▸ What the task asks: Repeat, exactly and in full, the lines of the listing below, but without any pictures.

▸ Material to process:
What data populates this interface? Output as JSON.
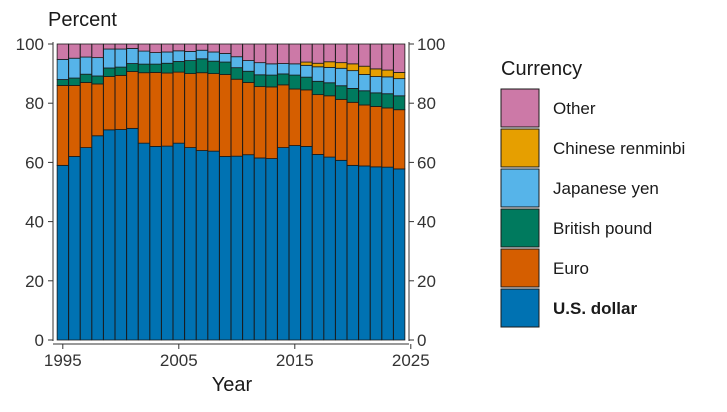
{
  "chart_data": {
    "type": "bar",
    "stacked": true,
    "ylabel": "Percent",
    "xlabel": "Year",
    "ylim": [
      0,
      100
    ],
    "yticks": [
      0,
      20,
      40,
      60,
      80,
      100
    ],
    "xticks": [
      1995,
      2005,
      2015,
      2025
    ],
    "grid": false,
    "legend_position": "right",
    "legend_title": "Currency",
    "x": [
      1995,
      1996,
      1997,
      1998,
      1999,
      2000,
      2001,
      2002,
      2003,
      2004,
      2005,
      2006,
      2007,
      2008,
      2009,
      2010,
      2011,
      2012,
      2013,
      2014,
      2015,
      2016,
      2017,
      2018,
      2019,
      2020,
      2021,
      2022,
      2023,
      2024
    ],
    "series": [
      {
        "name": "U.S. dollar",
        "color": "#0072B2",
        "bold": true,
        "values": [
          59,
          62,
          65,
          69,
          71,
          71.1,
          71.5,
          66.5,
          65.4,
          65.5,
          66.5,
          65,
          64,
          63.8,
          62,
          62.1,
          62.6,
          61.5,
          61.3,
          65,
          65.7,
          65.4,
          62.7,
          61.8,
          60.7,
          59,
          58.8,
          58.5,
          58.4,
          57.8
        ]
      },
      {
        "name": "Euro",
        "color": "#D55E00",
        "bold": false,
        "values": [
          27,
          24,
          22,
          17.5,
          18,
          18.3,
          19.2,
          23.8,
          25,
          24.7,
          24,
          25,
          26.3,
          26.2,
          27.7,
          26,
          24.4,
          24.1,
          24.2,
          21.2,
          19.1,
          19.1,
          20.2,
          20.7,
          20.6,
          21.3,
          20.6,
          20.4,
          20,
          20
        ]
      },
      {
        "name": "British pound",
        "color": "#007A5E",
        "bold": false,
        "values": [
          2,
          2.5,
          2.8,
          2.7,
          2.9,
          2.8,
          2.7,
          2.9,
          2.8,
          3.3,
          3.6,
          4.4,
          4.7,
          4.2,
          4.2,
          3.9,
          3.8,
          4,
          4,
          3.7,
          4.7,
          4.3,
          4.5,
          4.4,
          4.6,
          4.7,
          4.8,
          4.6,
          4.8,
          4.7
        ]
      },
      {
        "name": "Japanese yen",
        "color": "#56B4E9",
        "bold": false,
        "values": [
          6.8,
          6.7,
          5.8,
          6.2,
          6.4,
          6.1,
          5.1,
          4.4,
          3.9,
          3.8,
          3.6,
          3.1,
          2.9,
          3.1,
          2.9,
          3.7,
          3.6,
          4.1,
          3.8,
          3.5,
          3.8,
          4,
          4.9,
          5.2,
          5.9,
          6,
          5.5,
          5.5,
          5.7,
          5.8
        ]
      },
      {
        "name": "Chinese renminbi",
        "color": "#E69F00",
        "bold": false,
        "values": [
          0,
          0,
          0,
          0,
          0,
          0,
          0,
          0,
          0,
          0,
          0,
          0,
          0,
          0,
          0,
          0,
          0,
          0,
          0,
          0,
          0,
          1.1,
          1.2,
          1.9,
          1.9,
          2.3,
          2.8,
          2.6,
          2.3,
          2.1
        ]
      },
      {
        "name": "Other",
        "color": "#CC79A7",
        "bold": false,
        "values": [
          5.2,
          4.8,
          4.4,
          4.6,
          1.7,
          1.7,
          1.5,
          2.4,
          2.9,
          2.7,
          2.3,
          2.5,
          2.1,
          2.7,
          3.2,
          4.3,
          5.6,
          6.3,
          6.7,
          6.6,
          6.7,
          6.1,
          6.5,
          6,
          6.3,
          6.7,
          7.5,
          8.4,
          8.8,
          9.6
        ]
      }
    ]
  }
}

▸ Solution for this problem:
What data populates this interface? Output as JSON.
{
  "chart_data": {
    "type": "bar",
    "stacked": true,
    "ylabel": "Percent",
    "xlabel": "Year",
    "ylim": [
      0,
      100
    ],
    "yticks": [
      0,
      20,
      40,
      60,
      80,
      100
    ],
    "xticks": [
      1995,
      2005,
      2015,
      2025
    ],
    "grid": false,
    "legend_position": "right",
    "legend_title": "Currency",
    "x": [
      1995,
      1996,
      1997,
      1998,
      1999,
      2000,
      2001,
      2002,
      2003,
      2004,
      2005,
      2006,
      2007,
      2008,
      2009,
      2010,
      2011,
      2012,
      2013,
      2014,
      2015,
      2016,
      2017,
      2018,
      2019,
      2020,
      2021,
      2022,
      2023,
      2024
    ],
    "series": [
      {
        "name": "U.S. dollar",
        "color": "#0072B2",
        "bold": true,
        "values": [
          59,
          62,
          65,
          69,
          71,
          71.1,
          71.5,
          66.5,
          65.4,
          65.5,
          66.5,
          65,
          64,
          63.8,
          62,
          62.1,
          62.6,
          61.5,
          61.3,
          65,
          65.7,
          65.4,
          62.7,
          61.8,
          60.7,
          59,
          58.8,
          58.5,
          58.4,
          57.8
        ]
      },
      {
        "name": "Euro",
        "color": "#D55E00",
        "bold": false,
        "values": [
          27,
          24,
          22,
          17.5,
          18,
          18.3,
          19.2,
          23.8,
          25,
          24.7,
          24,
          25,
          26.3,
          26.2,
          27.7,
          26,
          24.4,
          24.1,
          24.2,
          21.2,
          19.1,
          19.1,
          20.2,
          20.7,
          20.6,
          21.3,
          20.6,
          20.4,
          20,
          20
        ]
      },
      {
        "name": "British pound",
        "color": "#007A5E",
        "bold": false,
        "values": [
          2,
          2.5,
          2.8,
          2.7,
          2.9,
          2.8,
          2.7,
          2.9,
          2.8,
          3.3,
          3.6,
          4.4,
          4.7,
          4.2,
          4.2,
          3.9,
          3.8,
          4,
          4,
          3.7,
          4.7,
          4.3,
          4.5,
          4.4,
          4.6,
          4.7,
          4.8,
          4.6,
          4.8,
          4.7
        ]
      },
      {
        "name": "Japanese yen",
        "color": "#56B4E9",
        "bold": false,
        "values": [
          6.8,
          6.7,
          5.8,
          6.2,
          6.4,
          6.1,
          5.1,
          4.4,
          3.9,
          3.8,
          3.6,
          3.1,
          2.9,
          3.1,
          2.9,
          3.7,
          3.6,
          4.1,
          3.8,
          3.5,
          3.8,
          4,
          4.9,
          5.2,
          5.9,
          6,
          5.5,
          5.5,
          5.7,
          5.8
        ]
      },
      {
        "name": "Chinese renminbi",
        "color": "#E69F00",
        "bold": false,
        "values": [
          0,
          0,
          0,
          0,
          0,
          0,
          0,
          0,
          0,
          0,
          0,
          0,
          0,
          0,
          0,
          0,
          0,
          0,
          0,
          0,
          0,
          1.1,
          1.2,
          1.9,
          1.9,
          2.3,
          2.8,
          2.6,
          2.3,
          2.1
        ]
      },
      {
        "name": "Other",
        "color": "#CC79A7",
        "bold": false,
        "values": [
          5.2,
          4.8,
          4.4,
          4.6,
          1.7,
          1.7,
          1.5,
          2.4,
          2.9,
          2.7,
          2.3,
          2.5,
          2.1,
          2.7,
          3.2,
          4.3,
          5.6,
          6.3,
          6.7,
          6.6,
          6.7,
          6.1,
          6.5,
          6,
          6.3,
          6.7,
          7.5,
          8.4,
          8.8,
          9.6
        ]
      }
    ]
  }
}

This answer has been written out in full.